Listings of boxed layout items
····················

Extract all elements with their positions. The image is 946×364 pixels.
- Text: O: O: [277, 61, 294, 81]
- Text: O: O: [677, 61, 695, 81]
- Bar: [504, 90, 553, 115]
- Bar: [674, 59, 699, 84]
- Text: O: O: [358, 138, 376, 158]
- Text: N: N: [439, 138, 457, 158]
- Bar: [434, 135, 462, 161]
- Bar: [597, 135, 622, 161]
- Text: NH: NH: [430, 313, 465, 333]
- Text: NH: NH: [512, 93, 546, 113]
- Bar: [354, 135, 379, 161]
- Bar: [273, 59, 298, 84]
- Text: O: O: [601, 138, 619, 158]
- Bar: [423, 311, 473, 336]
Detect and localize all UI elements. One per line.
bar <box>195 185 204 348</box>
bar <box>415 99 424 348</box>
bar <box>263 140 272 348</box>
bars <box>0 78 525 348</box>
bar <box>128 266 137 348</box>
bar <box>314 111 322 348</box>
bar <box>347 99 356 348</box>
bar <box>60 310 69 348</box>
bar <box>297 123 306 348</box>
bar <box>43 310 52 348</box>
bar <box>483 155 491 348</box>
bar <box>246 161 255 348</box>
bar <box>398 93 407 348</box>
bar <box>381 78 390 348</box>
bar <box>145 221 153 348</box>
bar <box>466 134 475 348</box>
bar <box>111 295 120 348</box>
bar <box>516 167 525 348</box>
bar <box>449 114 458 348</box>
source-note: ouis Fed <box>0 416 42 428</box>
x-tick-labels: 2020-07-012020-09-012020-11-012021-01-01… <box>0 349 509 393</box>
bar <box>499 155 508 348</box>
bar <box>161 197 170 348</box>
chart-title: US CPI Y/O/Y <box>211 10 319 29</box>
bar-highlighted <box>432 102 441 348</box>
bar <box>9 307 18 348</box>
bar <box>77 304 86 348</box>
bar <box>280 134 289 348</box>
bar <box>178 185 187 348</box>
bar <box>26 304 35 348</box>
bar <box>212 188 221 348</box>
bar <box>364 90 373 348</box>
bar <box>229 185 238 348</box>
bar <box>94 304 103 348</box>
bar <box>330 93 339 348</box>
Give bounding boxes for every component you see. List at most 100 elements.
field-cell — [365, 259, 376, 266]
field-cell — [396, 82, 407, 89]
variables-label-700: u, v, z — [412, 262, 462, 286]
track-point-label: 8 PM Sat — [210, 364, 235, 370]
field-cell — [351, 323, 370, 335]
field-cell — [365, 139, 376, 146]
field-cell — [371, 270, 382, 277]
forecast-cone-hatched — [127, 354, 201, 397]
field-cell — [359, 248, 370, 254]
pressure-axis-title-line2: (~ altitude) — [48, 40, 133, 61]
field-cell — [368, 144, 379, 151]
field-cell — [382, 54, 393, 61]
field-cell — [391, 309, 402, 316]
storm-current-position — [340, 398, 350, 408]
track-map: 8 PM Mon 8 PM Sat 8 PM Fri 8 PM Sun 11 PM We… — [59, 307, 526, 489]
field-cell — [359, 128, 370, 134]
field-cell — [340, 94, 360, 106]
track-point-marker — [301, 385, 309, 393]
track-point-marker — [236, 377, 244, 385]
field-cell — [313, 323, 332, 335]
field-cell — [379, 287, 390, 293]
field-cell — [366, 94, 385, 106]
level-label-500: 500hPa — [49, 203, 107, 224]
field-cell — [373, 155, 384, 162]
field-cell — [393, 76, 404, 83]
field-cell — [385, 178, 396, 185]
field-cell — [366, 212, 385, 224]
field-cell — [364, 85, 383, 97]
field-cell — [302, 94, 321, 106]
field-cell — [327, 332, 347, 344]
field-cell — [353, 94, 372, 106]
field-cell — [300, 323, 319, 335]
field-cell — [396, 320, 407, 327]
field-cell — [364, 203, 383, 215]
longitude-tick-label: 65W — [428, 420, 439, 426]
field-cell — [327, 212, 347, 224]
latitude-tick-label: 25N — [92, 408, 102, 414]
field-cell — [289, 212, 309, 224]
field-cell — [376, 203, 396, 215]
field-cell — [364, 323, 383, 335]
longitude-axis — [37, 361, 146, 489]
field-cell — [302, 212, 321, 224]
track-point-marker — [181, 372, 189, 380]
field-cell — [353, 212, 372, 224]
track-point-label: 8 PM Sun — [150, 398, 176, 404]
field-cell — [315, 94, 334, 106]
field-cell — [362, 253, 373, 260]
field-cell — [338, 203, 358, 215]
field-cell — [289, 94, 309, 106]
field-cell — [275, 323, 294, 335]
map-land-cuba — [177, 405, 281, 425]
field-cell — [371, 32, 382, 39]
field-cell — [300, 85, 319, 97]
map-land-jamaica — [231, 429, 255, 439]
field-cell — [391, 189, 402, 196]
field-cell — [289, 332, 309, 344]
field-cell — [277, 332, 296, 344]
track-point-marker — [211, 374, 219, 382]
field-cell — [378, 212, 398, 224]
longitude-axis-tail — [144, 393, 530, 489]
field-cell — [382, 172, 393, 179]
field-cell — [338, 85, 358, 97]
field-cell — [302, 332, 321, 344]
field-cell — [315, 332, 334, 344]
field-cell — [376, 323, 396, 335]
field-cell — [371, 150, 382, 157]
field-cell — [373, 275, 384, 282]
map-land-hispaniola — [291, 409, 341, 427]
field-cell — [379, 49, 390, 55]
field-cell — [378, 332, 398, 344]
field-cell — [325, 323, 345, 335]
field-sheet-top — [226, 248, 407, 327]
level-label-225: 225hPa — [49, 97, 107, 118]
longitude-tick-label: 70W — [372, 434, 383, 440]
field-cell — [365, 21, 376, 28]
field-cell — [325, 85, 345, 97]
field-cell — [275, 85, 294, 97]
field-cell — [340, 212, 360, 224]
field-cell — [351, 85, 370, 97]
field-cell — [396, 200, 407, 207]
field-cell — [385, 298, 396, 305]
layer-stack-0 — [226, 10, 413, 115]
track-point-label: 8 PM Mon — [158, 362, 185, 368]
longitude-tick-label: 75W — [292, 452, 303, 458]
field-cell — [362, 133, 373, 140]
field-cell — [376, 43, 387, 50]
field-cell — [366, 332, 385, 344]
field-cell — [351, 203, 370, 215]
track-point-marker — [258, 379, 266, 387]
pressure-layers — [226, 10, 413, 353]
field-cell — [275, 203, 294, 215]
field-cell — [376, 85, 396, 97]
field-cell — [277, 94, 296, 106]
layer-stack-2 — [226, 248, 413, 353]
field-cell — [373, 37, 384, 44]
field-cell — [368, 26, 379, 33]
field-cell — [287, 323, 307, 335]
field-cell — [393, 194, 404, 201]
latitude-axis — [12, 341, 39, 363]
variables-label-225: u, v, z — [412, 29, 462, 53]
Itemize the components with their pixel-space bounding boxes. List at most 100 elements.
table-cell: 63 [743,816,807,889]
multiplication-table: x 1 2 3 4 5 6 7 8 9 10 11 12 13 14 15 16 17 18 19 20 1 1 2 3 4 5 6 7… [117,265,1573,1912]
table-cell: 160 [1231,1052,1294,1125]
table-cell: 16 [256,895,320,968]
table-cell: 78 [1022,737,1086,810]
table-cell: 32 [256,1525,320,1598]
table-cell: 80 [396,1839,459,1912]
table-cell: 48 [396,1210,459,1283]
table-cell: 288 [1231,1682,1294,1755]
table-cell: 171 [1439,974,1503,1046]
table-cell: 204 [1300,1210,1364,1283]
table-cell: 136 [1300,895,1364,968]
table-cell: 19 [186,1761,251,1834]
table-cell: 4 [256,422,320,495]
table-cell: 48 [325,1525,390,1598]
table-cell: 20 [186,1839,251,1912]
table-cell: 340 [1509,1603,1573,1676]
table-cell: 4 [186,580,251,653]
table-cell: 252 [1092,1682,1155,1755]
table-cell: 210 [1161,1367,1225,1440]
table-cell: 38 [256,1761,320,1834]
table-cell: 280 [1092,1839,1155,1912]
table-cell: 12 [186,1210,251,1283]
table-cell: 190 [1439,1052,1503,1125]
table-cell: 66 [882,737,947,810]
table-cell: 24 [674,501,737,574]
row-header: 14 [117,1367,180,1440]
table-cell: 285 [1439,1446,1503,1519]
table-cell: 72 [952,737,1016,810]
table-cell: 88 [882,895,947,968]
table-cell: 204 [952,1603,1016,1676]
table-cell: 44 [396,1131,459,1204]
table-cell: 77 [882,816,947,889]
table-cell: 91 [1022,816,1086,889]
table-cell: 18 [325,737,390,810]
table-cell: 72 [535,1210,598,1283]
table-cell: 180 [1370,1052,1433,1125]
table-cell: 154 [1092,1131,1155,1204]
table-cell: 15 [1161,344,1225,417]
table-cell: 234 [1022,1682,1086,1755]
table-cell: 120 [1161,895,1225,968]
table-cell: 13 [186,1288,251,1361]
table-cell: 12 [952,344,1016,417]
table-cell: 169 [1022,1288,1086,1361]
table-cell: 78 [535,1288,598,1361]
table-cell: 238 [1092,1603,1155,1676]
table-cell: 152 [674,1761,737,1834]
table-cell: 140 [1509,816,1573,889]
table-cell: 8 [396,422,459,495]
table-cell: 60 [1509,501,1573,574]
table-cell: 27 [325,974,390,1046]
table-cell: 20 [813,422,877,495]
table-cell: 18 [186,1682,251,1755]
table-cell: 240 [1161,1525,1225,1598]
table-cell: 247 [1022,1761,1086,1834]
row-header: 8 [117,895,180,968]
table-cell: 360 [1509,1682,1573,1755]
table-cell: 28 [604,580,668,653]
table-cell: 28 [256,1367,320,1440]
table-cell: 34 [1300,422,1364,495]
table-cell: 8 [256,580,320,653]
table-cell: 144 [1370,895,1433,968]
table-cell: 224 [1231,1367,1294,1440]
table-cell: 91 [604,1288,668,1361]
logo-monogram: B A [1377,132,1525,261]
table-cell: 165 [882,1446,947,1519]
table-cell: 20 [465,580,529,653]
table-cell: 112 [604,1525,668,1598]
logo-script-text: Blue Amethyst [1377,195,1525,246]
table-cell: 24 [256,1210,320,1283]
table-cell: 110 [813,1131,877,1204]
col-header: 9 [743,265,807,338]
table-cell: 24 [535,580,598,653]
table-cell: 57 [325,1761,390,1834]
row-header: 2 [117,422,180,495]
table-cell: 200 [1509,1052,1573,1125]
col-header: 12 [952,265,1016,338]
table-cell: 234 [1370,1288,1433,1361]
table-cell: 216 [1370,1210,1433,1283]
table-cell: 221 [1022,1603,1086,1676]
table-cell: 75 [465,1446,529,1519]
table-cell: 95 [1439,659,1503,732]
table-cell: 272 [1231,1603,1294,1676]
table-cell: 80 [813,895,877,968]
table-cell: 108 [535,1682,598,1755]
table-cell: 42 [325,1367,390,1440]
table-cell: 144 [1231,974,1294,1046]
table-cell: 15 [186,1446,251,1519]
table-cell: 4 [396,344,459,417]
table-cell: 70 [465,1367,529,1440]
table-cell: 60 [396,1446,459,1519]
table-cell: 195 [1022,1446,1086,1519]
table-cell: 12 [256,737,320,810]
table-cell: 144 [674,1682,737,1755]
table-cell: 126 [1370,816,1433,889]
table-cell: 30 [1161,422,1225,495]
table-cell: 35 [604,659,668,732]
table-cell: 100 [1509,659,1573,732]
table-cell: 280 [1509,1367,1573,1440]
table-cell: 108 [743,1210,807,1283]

····················

> Aim of the exercise
Starting at the first line of the entries and ending with the line that contains "bar <box>161 197 170 348</box>", express each of those lines as a string in a JSON list, skipping any blank lines.

> Output below
[
  "Extract all elements with their positions. The image is 946×364 pixels.",
  "- Text: O: O: [277, 61, 294, 81]",
  "- Text: O: O: [677, 61, 695, 81]",
  "- Bar: [504, 90, 553, 115]",
  "- Bar: [674, 59, 699, 84]",
  "- Text: O: O: [358, 138, 376, 158]",
  "- Text: N: N: [439, 138, 457, 158]",
  "- Bar: [434, 135, 462, 161]",
  "- Bar: [597, 135, 622, 161]",
  "- Text: NH: NH: [430, 313, 465, 333]",
  "- Text: NH: NH: [512, 93, 546, 113]",
  "- Bar: [354, 135, 379, 161]",
  "- Bar: [273, 59, 298, 84]",
  "- Text: O: O: [601, 138, 619, 158]",
  "- Bar: [423, 311, 473, 336]",
  "Detect and localize all UI elements. One per line.",
  "bar <box>195 185 204 348</box>",
  "bar <box>415 99 424 348</box>",
  "bar <box>263 140 272 348</box>",
  "bars <box>0 78 525 348</box>",
  "bar <box>128 266 137 348</box>",
  "bar <box>314 111 322 348</box>",
  "bar <box>347 99 356 348</box>",
  "bar <box>60 310 69 348</box>",
  "bar <box>297 123 306 348</box>",
  "bar <box>43 310 52 348</box>",
  "bar <box>483 155 491 348</box>",
  "bar <box>246 161 255 348</box>",
  "bar <box>398 93 407 348</box>",
  "bar <box>381 78 390 348</box>",
  "bar <box>145 221 153 348</box>",
  "bar <box>466 134 475 348</box>",
  "bar <box>111 295 120 348</box>",
  "bar <box>516 167 525 348</box>",
  "bar <box>449 114 458 348</box>",
  "source-note: ouis Fed <box>0 416 42 428</box>",
  "x-tick-labels: 2020-07-012020-09-012020-11-012021-01-01… <box>0 349 509 393</box>",
  "bar <box>499 155 508 348</box>",
  "bar <box>161 197 170 348</box>"
]